■ Directions
Return all entries precisely as they stand, without the images.

■ Raw records
════════════════════
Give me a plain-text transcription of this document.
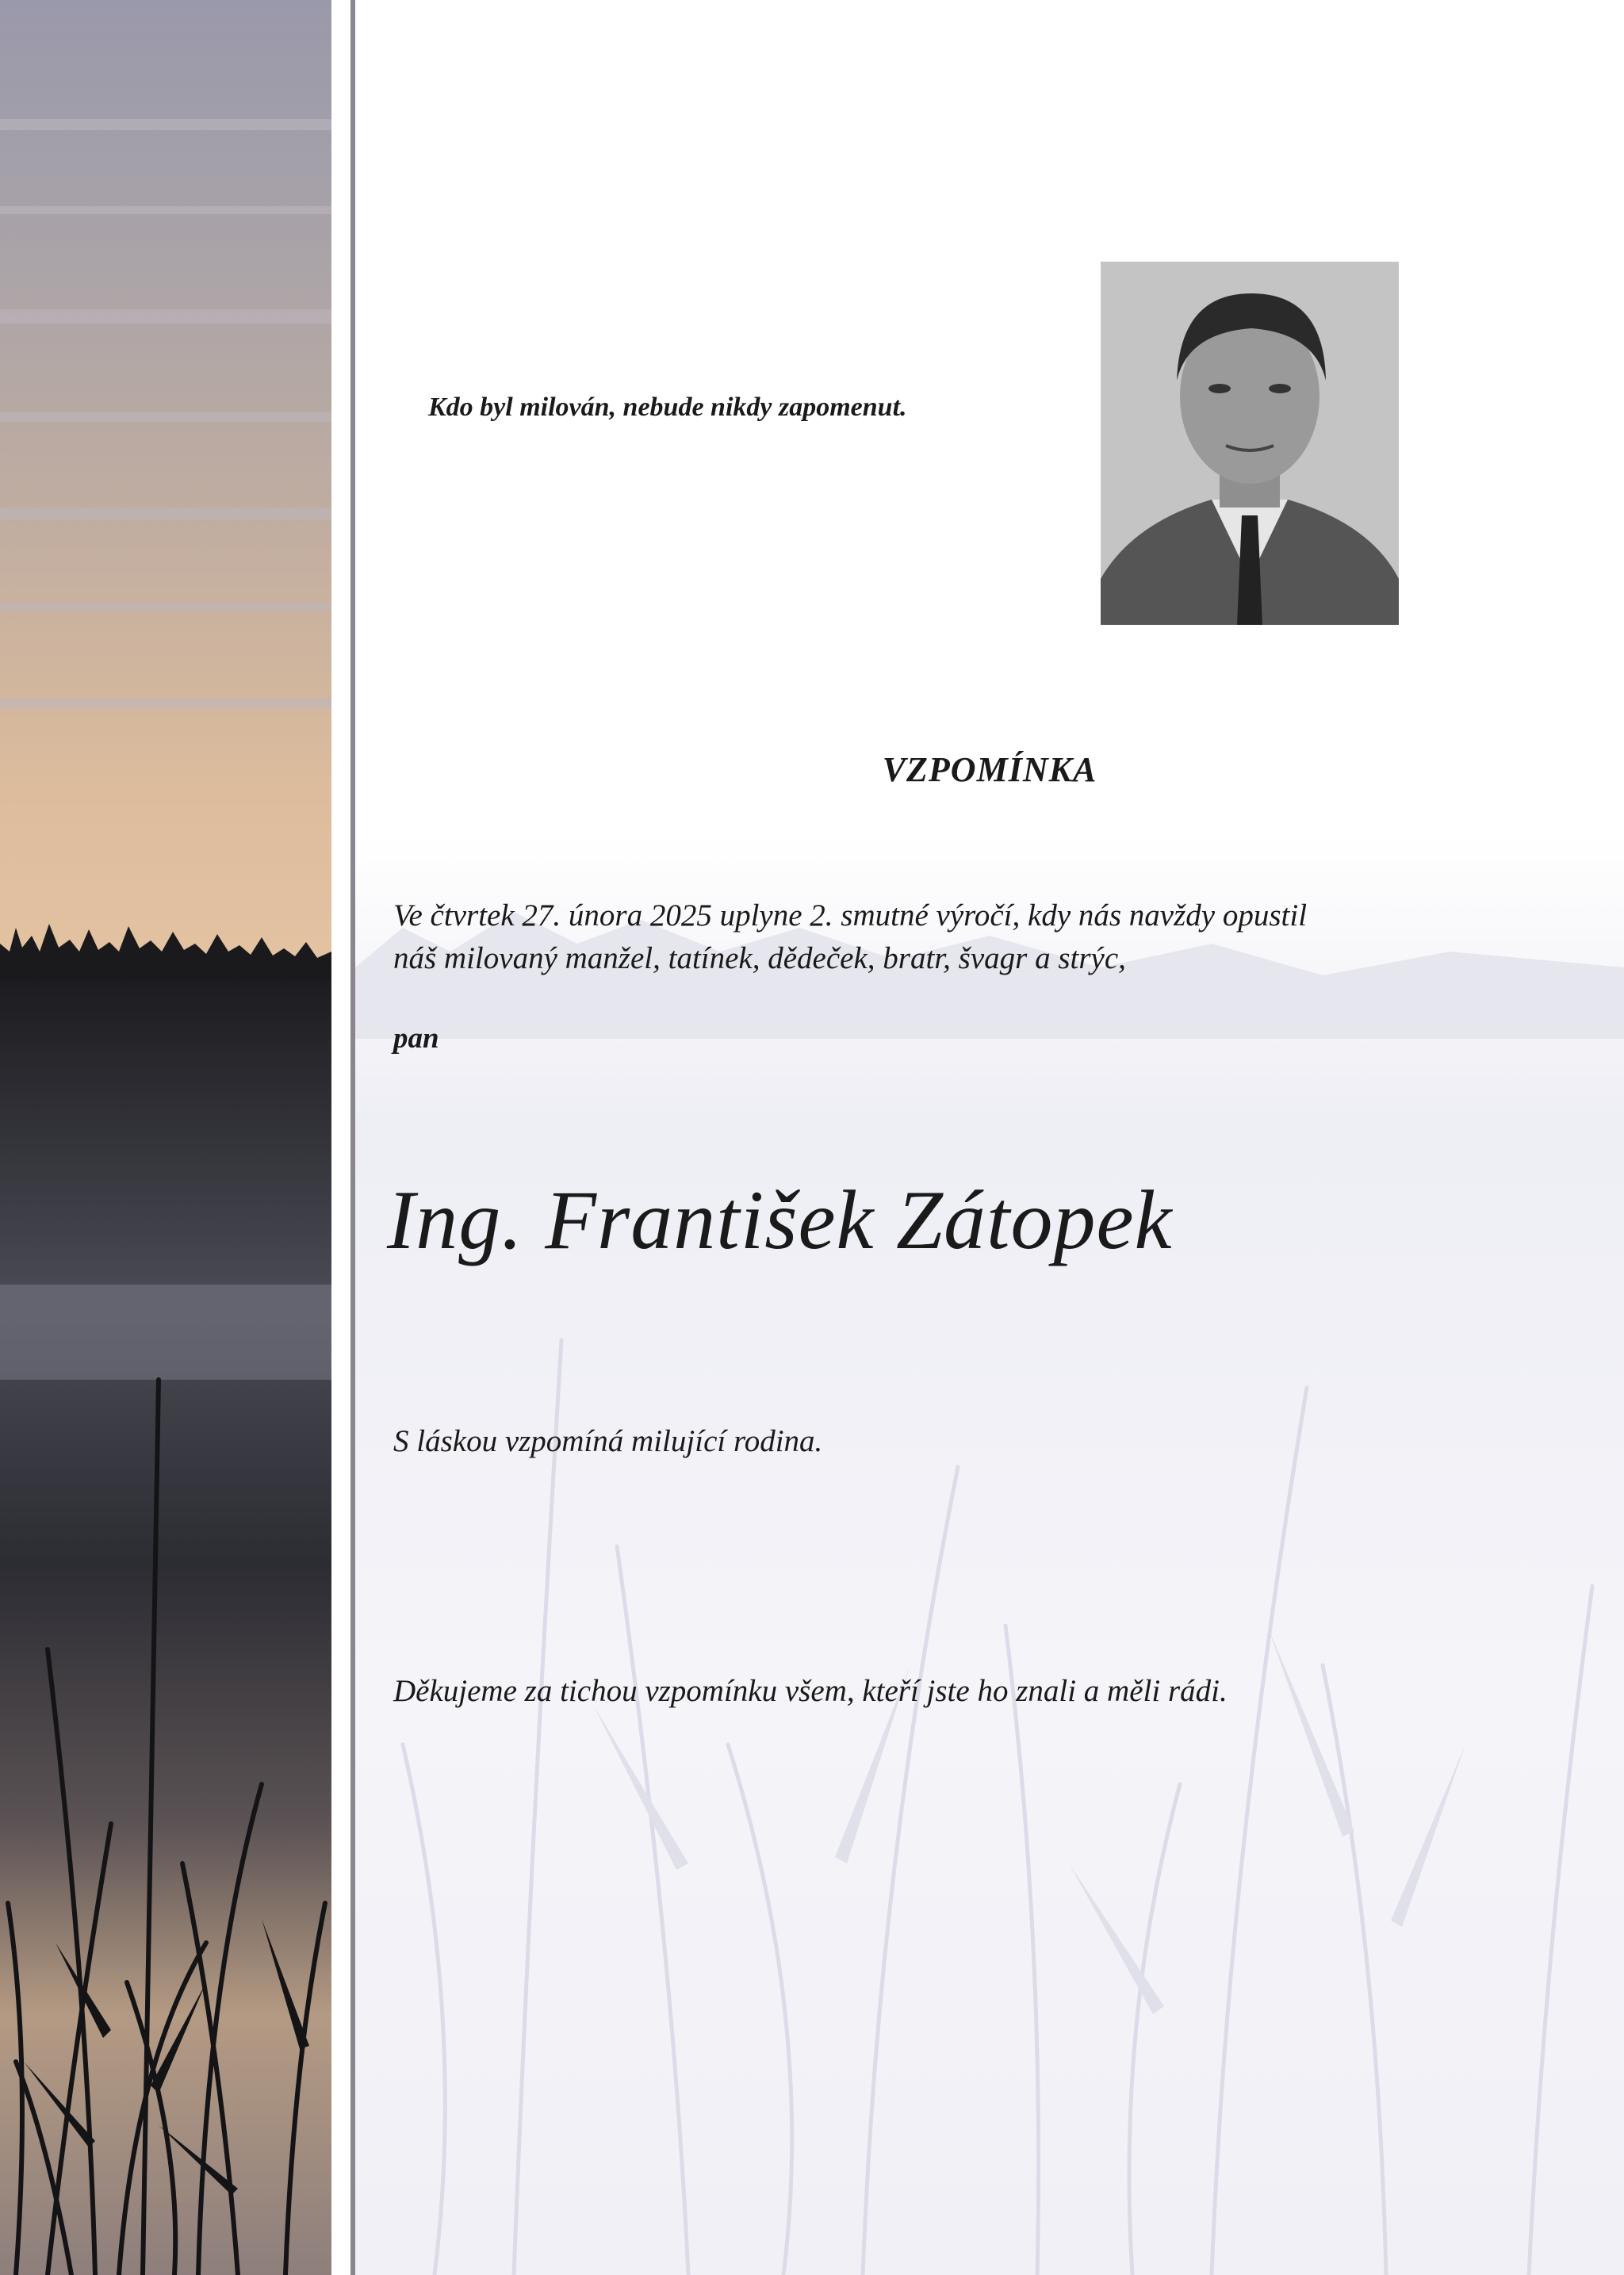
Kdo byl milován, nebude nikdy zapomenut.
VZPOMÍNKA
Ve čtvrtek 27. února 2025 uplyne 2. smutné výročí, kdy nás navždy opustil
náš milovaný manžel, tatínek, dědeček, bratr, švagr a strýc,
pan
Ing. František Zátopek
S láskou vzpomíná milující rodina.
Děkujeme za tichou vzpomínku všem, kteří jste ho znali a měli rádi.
════════════════════
■ Complete response
Give me a plain-text transcription of this document.
Kdo byl milován, nebude nikdy zapomenut.
VZPOMÍNKA
Ve čtvrtek 27. února 2025 uplyne 2. smutné výročí, kdy nás navždy opustil
náš milovaný manžel, tatínek, dědeček, bratr, švagr a strýc,
pan
Ing. František Zátopek
S láskou vzpomíná milující rodina.
Děkujeme za tichou vzpomínku všem, kteří jste ho znali a měli rádi.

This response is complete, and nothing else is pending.